EXERCISE REQUIREMENTS.
All of the data below should be written out exactly.

....

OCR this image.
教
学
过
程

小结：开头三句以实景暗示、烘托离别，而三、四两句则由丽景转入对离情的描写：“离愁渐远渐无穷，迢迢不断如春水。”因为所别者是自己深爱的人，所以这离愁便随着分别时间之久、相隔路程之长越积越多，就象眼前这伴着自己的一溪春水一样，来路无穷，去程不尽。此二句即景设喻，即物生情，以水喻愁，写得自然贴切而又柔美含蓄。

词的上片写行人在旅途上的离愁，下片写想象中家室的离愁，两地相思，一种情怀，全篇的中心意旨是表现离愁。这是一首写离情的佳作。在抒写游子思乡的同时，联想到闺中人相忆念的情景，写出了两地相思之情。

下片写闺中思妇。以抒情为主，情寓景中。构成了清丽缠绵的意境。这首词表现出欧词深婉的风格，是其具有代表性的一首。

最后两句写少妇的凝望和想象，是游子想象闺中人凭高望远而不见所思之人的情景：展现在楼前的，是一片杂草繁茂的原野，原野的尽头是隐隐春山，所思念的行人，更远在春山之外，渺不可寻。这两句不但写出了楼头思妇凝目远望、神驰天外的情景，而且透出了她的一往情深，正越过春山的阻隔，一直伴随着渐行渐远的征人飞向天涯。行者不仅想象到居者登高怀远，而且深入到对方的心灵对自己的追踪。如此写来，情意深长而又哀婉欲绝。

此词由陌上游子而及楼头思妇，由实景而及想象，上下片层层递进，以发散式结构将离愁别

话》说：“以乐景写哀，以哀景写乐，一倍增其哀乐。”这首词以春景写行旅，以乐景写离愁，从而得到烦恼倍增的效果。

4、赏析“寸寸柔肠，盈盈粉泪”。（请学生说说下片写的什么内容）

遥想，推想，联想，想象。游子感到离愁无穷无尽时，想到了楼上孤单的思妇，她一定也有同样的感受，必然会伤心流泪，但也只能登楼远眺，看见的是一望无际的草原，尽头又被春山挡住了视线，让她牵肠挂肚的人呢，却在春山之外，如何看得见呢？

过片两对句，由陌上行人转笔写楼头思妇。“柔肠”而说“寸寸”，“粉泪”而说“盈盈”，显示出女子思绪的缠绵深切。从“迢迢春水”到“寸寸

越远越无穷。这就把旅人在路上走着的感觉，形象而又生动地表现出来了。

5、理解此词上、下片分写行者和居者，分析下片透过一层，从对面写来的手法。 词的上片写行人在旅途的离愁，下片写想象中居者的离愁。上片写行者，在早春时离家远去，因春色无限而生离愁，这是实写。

....

ANSWER TO THE EXERCISE.
OCR this image.
教
学
过
程

小结：开头三句以实景暗示、烘托离别，而三、四两句则由丽景转入对离情的描写：“离愁渐远渐无穷，迢迢不断如春水。”因为所别者是自己深爱的人，所以这离愁便随着分别时间之久、相隔路程之长越积越多，就象眼前这伴着自己的一溪春水一样，来路无穷，去程不尽。此二句即景设喻，即物生情，以水喻愁，写得自然贴切而又柔美含蓄。

词的上片写行人在旅途上的离愁，下片写想象中家室的离愁，两地相思，一种情怀，全篇的中心意旨是表现离愁。这是一首写离情的佳作。在抒写游子思乡的同时，联想到闺中人相忆念的情景，写出了两地相思之情。

下片写闺中思妇。以抒情为主，情寓景中。构成了清丽缠绵的意境。这首词表现出欧词深婉的风格，是其具有代表性的一首。

最后两句写少妇的凝望和想象，是游子想象闺中人凭高望远而不见所思之人的情景：展现在楼前的，是一片杂草繁茂的原野，原野的尽头是隐隐春山，所思念的行人，更远在春山之外，渺不可寻。这两句不但写出了楼头思妇凝目远望、神驰天外的情景，而且透出了她的一往情深，正越过春山的阻隔，一直伴随着渐行渐远的征人飞向天涯。行者不仅想象到居者登高怀远，而且深入到对方的心灵对自己的追踪。如此写来，情意深长而又哀婉欲绝。

此词由陌上游子而及楼头思妇，由实景而及想象，上下片层层递进，以发散式结构将离愁别

话》说：“以乐景写哀，以哀景写乐，一倍增其哀乐。”这首词以春景写行旅，以乐景写离愁，从而得到烦恼倍增的效果。

4、赏析“寸寸柔肠，盈盈粉泪”。（请学生说说下片写的什么内容）

遥想，推想，联想，想象。游子感到离愁无穷无尽时，想到了楼上孤单的思妇，她一定也有同样的感受，必然会伤心流泪，但也只能登楼远眺，看见的是一望无际的草原，尽头又被春山挡住了视线，让她牵肠挂肚的人呢，却在春山之外，如何看得见呢？

过片两对句，由陌上行人转笔写楼头思妇。“柔肠”而说“寸寸”，“粉泪”而说“盈盈”，显示出女子思绪的缠绵深切。从“迢迢春水”到“寸寸

越远越无穷。这就把旅人在路上走着的感觉，形象而又生动地表现出来了。

5、理解此词上、下片分写行者和居者，分析下片透过一层，从对面写来的手法。 词的上片写行人在旅途的离愁，下片写想象中居者的离愁。上片写行者，在早春时离家远去，因春色无限而生离愁，这是实写。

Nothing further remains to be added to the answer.